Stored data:

+-------+

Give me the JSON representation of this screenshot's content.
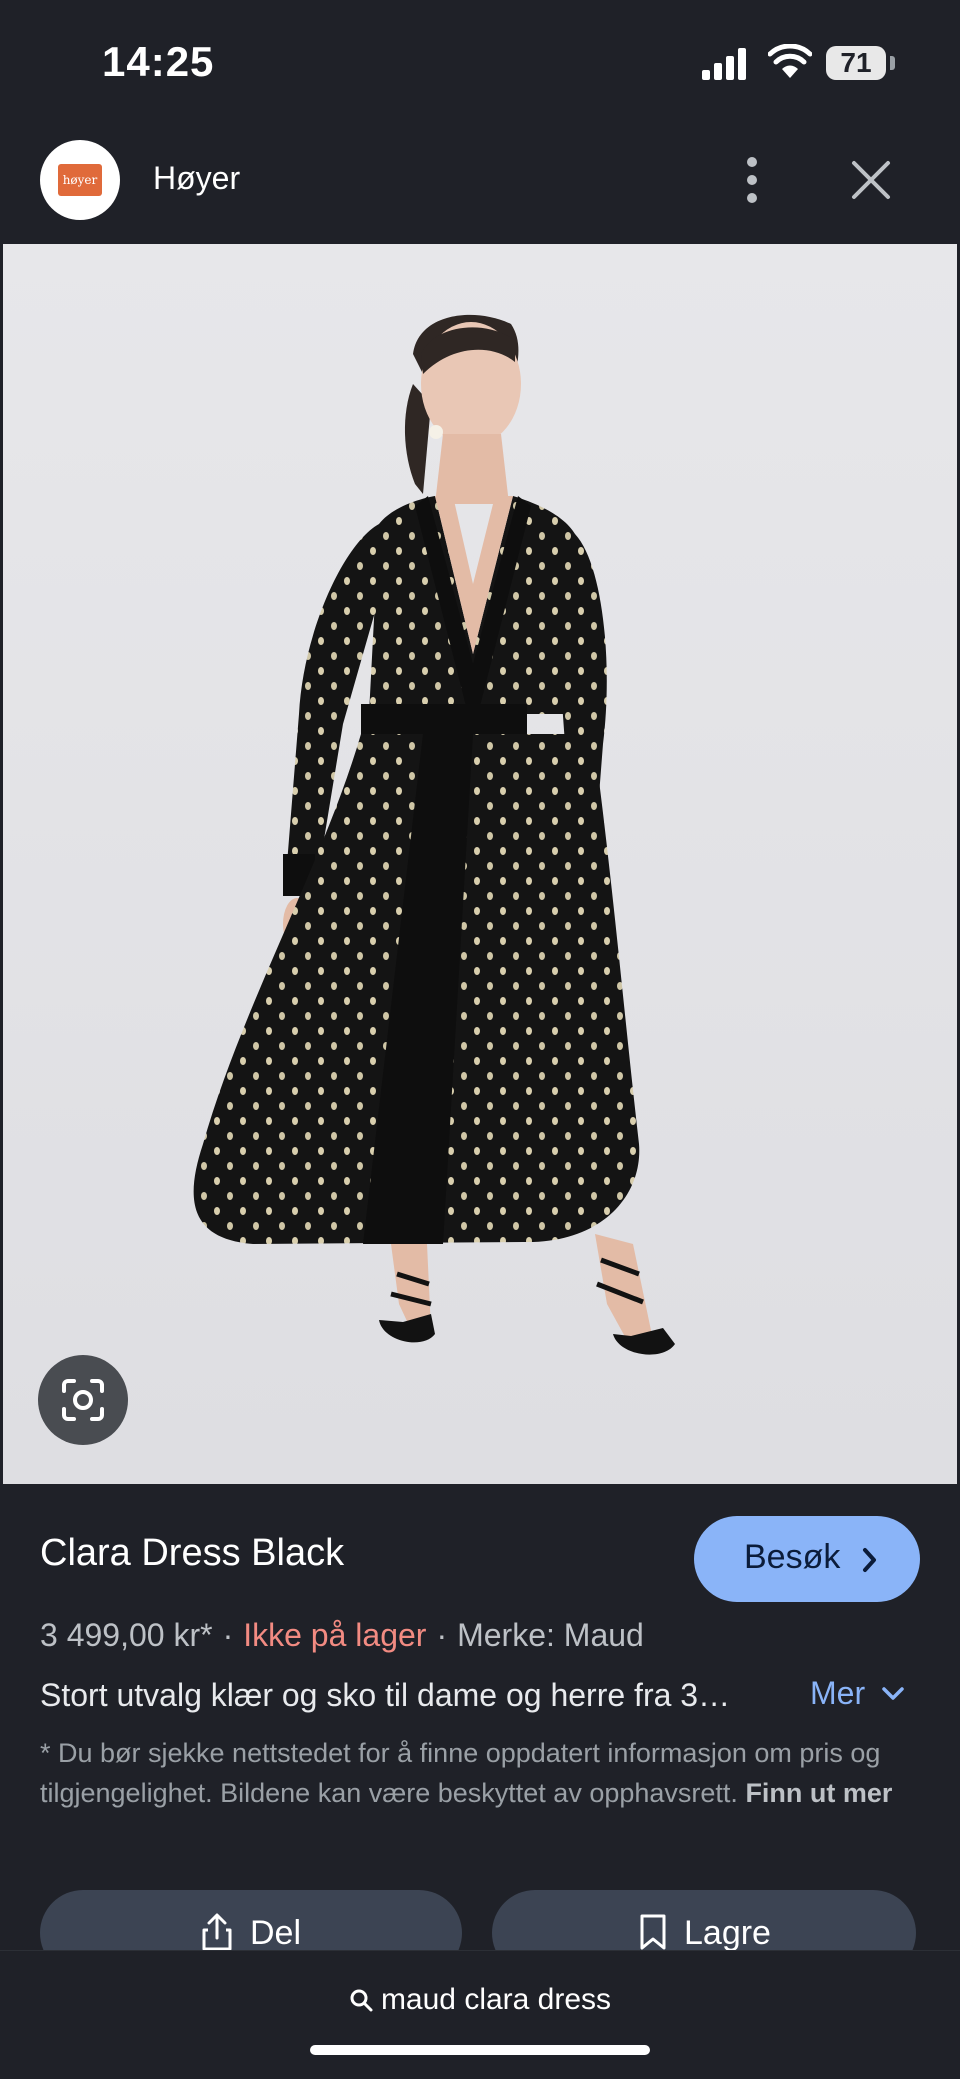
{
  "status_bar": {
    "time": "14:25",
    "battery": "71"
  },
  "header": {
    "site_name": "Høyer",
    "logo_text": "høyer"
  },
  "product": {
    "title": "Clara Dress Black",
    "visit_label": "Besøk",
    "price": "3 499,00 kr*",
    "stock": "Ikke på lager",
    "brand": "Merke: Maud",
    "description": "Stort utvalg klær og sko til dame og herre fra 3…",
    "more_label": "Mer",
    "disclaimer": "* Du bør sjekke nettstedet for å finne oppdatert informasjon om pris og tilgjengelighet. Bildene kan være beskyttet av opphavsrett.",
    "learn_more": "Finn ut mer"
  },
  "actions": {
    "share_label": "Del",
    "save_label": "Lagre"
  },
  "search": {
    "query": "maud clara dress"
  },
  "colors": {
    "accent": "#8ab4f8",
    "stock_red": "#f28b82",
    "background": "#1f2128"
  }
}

+-------+

Problem: Every entry must be reproduced exactly, with the images left out.

Final result:
Give me the JSON representation of this screenshot's content.
{
  "status_bar": {
    "time": "14:25",
    "battery": "71"
  },
  "header": {
    "site_name": "Høyer",
    "logo_text": "høyer"
  },
  "product": {
    "title": "Clara Dress Black",
    "visit_label": "Besøk",
    "price": "3 499,00 kr*",
    "stock": "Ikke på lager",
    "brand": "Merke: Maud",
    "description": "Stort utvalg klær og sko til dame og herre fra 3…",
    "more_label": "Mer",
    "disclaimer": "* Du bør sjekke nettstedet for å finne oppdatert informasjon om pris og tilgjengelighet. Bildene kan være beskyttet av opphavsrett.",
    "learn_more": "Finn ut mer"
  },
  "actions": {
    "share_label": "Del",
    "save_label": "Lagre"
  },
  "search": {
    "query": "maud clara dress"
  },
  "colors": {
    "accent": "#8ab4f8",
    "stock_red": "#f28b82",
    "background": "#1f2128"
  }
}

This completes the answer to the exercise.